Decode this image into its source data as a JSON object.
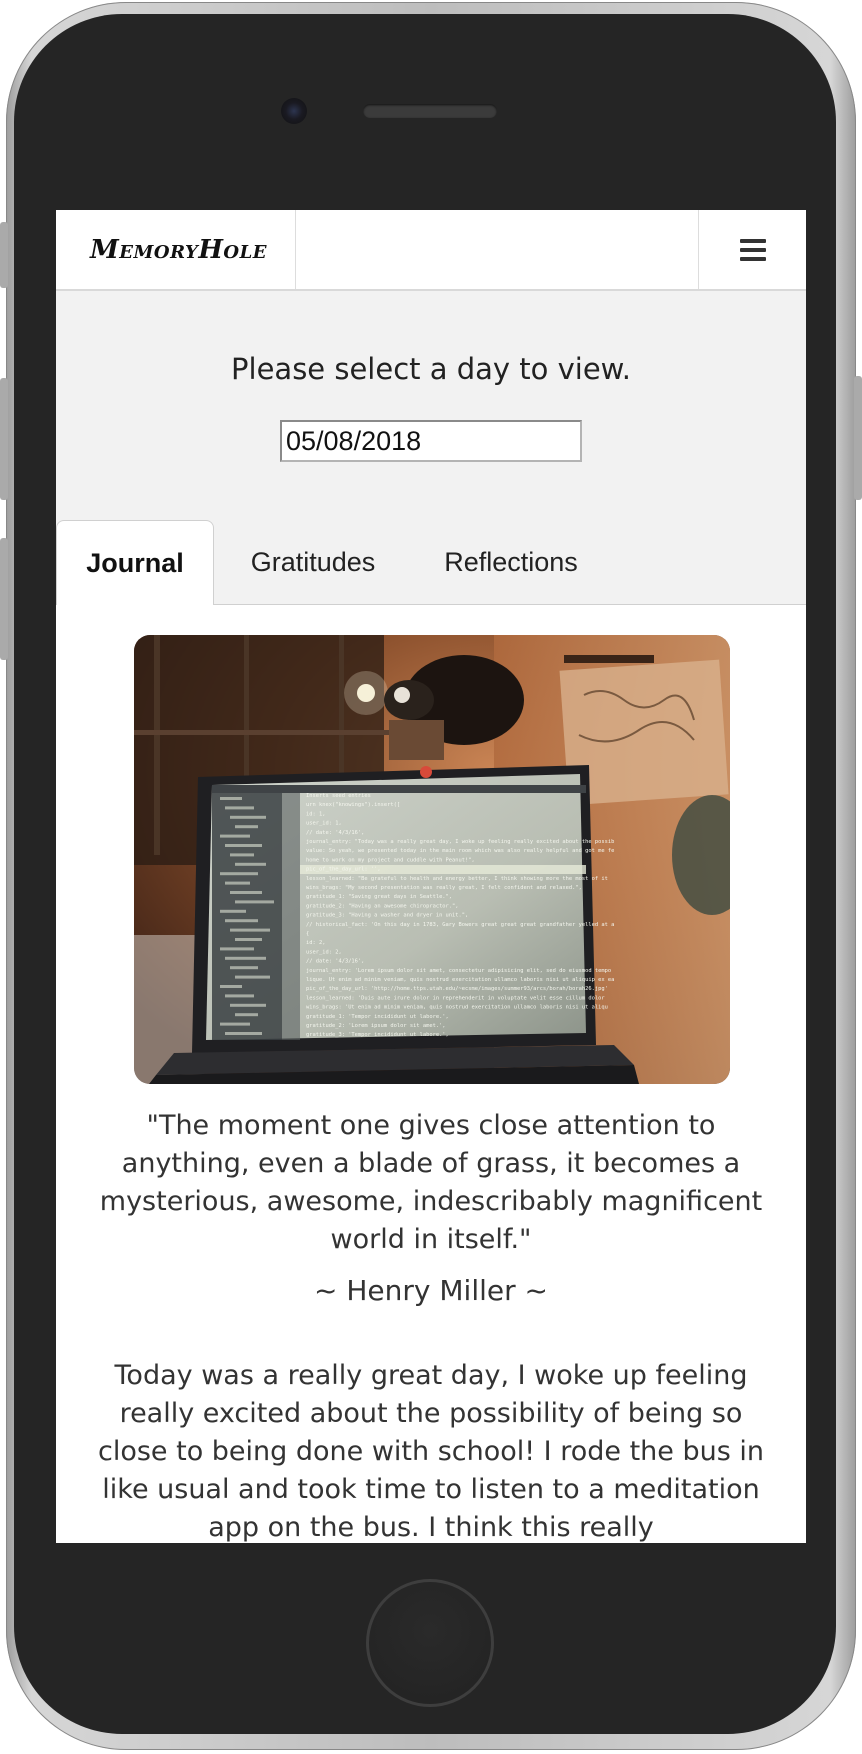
{
  "app": {
    "brand": "MemoryHole"
  },
  "date_picker": {
    "prompt": "Please select a day to view.",
    "value": "05/08/2018"
  },
  "tabs": [
    {
      "label": "Journal",
      "active": true
    },
    {
      "label": "Gratitudes",
      "active": false
    },
    {
      "label": "Reflections",
      "active": false
    }
  ],
  "journal": {
    "quote": "\"The moment one gives close attention to anything, even a blade of grass, it becomes a mysterious, awesome, indescribably magnificent world in itself.\"",
    "author": "~ Henry Miller ~",
    "entry": "Today was a really great day, I woke up feeling really excited about the possibility of being so close to being done with school! I rode the bus in like usual and took time to listen to a meditation app on the bus. I think this really"
  },
  "code_lines": [
    "Inserts seed entries",
    "urn knex(\"knowings\").insert([",
    "id: 1,",
    "user_id: 1,",
    "// date: '4/3/16',",
    "journal_entry: \"Today was a really great day, I woke up feeling really excited about the possibility",
    "value: So yeah, we presented today in the main room which was also really helpful and got me feel",
    "home to work on my project and cuddle with Peanut!\",",
    "pic_of_the_day_url: '',",
    "lesson_learned: \"Be grateful to health and energy better, I think showing more the most of it",
    "wins_brags: \"My second presentation was really great, I felt confident and relaxed.\",",
    "gratitude_1: \"Saving great days in Seattle.\",",
    "gratitude_2: \"Having an awesome chiropractor.\",",
    "gratitude_3: \"Having a washer and dryer in unit.\",",
    "// historical_fact: 'On this day in 1783, Gary Bowers great great great grandfather yelled at a",
    "{",
    "id: 2,",
    "user_id: 2,",
    "// date: '4/3/16',",
    "journal_entry: 'Lorem ipsum dolor sit amet, consectetur adipisicing elit, sed do eiusmod tempo",
    "lique. Ut enim ad minim veniam, quis nostrud exercitation ullamco laboris nisi ut aliquip ex ea c",
    "pic_of_the_day_url: 'http://home.ttps.utah.edu/~ecsme/images/summer93/arcs/borah/borah26.jpg'",
    "lesson_learned: 'Duis aute irure dolor in reprehenderit in voluptate velit esse cillum dolor",
    "wins_brags: 'Ut enim ad minim veniam, quis nostrud exercitation ullamco laboris nisi ut aliqu",
    "gratitude_1: 'Tempor incididunt ut labore.',",
    "gratitude_2: 'Lorem ipsum dolor sit amet.',",
    "gratitude_3: 'Tempor incididunt ut labore.',"
  ]
}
--*--
### Problem details
Make an exact copy of the listing above. Do not include the pictures.

### Final answer
Decode this image into its source data as a JSON object.
{
  "app": {
    "brand": "MemoryHole"
  },
  "date_picker": {
    "prompt": "Please select a day to view.",
    "value": "05/08/2018"
  },
  "tabs": [
    {
      "label": "Journal",
      "active": true
    },
    {
      "label": "Gratitudes",
      "active": false
    },
    {
      "label": "Reflections",
      "active": false
    }
  ],
  "journal": {
    "quote": "\"The moment one gives close attention to anything, even a blade of grass, it becomes a mysterious, awesome, indescribably magnificent world in itself.\"",
    "author": "~ Henry Miller ~",
    "entry": "Today was a really great day, I woke up feeling really excited about the possibility of being so close to being done with school! I rode the bus in like usual and took time to listen to a meditation app on the bus. I think this really"
  },
  "code_lines": [
    "Inserts seed entries",
    "urn knex(\"knowings\").insert([",
    "id: 1,",
    "user_id: 1,",
    "// date: '4/3/16',",
    "journal_entry: \"Today was a really great day, I woke up feeling really excited about the possibility",
    "value: So yeah, we presented today in the main room which was also really helpful and got me feel",
    "home to work on my project and cuddle with Peanut!\",",
    "pic_of_the_day_url: '',",
    "lesson_learned: \"Be grateful to health and energy better, I think showing more the most of it",
    "wins_brags: \"My second presentation was really great, I felt confident and relaxed.\",",
    "gratitude_1: \"Saving great days in Seattle.\",",
    "gratitude_2: \"Having an awesome chiropractor.\",",
    "gratitude_3: \"Having a washer and dryer in unit.\",",
    "// historical_fact: 'On this day in 1783, Gary Bowers great great great grandfather yelled at a",
    "{",
    "id: 2,",
    "user_id: 2,",
    "// date: '4/3/16',",
    "journal_entry: 'Lorem ipsum dolor sit amet, consectetur adipisicing elit, sed do eiusmod tempo",
    "lique. Ut enim ad minim veniam, quis nostrud exercitation ullamco laboris nisi ut aliquip ex ea c",
    "pic_of_the_day_url: 'http://home.ttps.utah.edu/~ecsme/images/summer93/arcs/borah/borah26.jpg'",
    "lesson_learned: 'Duis aute irure dolor in reprehenderit in voluptate velit esse cillum dolor",
    "wins_brags: 'Ut enim ad minim veniam, quis nostrud exercitation ullamco laboris nisi ut aliqu",
    "gratitude_1: 'Tempor incididunt ut labore.',",
    "gratitude_2: 'Lorem ipsum dolor sit amet.',",
    "gratitude_3: 'Tempor incididunt ut labore.',"
  ]
}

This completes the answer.